### WHAT YOU HAVE TO DO
Locate and copy each line in the data that contains the word "FixFormMod".

### DATA SHOWN

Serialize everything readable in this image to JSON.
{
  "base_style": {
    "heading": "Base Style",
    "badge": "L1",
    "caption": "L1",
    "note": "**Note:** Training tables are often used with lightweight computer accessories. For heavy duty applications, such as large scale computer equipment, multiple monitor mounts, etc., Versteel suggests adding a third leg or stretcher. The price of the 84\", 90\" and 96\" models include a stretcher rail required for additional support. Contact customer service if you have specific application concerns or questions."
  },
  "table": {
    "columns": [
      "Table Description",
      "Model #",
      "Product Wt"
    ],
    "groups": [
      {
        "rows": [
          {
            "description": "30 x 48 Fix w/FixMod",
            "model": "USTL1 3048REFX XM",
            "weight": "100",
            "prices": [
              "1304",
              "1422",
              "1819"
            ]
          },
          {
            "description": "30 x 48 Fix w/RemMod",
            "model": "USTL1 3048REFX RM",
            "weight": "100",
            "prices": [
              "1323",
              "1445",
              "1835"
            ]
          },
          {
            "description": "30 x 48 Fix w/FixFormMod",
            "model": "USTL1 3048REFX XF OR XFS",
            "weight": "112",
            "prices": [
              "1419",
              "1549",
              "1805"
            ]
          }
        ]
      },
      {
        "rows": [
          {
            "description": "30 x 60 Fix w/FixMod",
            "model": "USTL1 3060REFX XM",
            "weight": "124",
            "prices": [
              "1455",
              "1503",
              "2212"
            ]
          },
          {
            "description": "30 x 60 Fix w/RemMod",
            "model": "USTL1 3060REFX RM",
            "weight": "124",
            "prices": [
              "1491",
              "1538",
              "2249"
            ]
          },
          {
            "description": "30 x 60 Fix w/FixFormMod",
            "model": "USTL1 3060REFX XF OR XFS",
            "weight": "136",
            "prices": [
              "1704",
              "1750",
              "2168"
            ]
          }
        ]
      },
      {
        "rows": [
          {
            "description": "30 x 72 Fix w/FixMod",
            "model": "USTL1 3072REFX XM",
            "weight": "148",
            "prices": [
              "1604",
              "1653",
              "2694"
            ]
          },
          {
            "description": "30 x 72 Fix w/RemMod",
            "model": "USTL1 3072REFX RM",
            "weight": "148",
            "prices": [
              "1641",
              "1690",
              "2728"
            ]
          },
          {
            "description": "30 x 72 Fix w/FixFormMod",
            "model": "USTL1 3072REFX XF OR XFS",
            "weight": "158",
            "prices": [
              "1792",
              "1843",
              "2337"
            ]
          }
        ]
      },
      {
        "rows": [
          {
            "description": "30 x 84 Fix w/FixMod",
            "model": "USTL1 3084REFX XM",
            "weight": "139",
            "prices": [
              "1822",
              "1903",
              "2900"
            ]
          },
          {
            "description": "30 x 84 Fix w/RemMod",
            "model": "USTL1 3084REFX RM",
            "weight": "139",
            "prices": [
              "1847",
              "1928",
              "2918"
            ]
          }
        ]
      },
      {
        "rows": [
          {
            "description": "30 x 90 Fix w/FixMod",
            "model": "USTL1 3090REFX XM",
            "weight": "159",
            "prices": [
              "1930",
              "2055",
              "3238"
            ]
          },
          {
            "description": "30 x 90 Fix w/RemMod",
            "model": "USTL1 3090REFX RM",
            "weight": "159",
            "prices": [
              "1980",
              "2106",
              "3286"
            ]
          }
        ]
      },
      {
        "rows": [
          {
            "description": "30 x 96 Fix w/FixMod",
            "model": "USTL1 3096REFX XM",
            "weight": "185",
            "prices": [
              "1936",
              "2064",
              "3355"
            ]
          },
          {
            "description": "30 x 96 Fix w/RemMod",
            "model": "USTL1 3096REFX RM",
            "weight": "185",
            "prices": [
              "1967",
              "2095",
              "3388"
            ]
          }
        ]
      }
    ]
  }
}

### EXPECTED OUTPUT
            "description": "30 x 48 Fix w/FixFormMod",
            "description": "30 x 60 Fix w/FixFormMod",
            "description": "30 x 72 Fix w/FixFormMod",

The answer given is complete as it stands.